* [Work to do]
Output the entries verbatim, including every line.

* [Source records]
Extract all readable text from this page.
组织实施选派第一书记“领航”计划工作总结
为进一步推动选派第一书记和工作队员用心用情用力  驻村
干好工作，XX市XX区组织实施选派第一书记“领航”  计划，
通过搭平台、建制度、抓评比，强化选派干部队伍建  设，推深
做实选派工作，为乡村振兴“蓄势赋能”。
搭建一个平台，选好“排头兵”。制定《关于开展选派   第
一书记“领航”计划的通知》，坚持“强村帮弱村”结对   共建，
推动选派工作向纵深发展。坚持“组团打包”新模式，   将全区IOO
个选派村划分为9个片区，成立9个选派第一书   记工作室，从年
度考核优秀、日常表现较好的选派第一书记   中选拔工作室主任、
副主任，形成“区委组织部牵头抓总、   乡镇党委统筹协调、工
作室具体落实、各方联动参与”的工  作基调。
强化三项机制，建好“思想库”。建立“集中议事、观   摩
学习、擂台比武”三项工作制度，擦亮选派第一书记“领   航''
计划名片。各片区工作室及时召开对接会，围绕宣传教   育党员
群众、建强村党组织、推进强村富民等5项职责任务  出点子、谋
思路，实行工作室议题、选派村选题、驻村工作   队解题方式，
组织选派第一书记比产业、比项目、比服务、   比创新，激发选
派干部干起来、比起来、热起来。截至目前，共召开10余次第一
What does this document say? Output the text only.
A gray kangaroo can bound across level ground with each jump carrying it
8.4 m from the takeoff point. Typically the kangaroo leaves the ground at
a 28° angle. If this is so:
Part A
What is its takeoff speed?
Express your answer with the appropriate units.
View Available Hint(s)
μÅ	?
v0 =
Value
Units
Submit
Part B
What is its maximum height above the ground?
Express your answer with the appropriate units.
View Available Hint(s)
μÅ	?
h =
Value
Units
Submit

* [Exercise output]
Extract all readable text from this page.
组织实施选派第一书记“领航”计划工作总结
为进一步推动选派第一书记和工作队员用心用情用力  驻村
干好工作，XX市XX区组织实施选派第一书记“领航”  计划，
通过搭平台、建制度、抓评比，强化选派干部队伍建  设，推深
做实选派工作，为乡村振兴“蓄势赋能”。
搭建一个平台，选好“排头兵”。制定《关于开展选派   第
一书记“领航”计划的通知》，坚持“强村帮弱村”结对   共建，
推动选派工作向纵深发展。坚持“组团打包”新模式，   将全区IOO
个选派村划分为9个片区，成立9个选派第一书   记工作室，从年
度考核优秀、日常表现较好的选派第一书记   中选拔工作室主任、
副主任，形成“区委组织部牵头抓总、   乡镇党委统筹协调、工
作室具体落实、各方联动参与”的工  作基调。
强化三项机制，建好“思想库”。建立“集中议事、观   摩
学习、擂台比武”三项工作制度，擦亮选派第一书记“领   航''
计划名片。各片区工作室及时召开对接会，围绕宣传教   育党员
群众、建强村党组织、推进强村富民等5项职责任务  出点子、谋
思路，实行工作室议题、选派村选题、驻村工作   队解题方式，
组织选派第一书记比产业、比项目、比服务、   比创新，激发选
派干部干起来、比起来、热起来。截至目前，共召开10余次第一
What does this document say? Output the text only.
A gray kangaroo can bound across level ground with each jump carrying it
8.4 m from the takeoff point. Typically the kangaroo leaves the ground at
a 28° angle. If this is so:
Part A
What is its takeoff speed?
Express your answer with the appropriate units.
View Available Hint(s)
μÅ	?
v0 =
Value
Units
Submit
Part B
What is its maximum height above the ground?
Express your answer with the appropriate units.
View Available Hint(s)
μÅ	?
h =
Value
Units
Submit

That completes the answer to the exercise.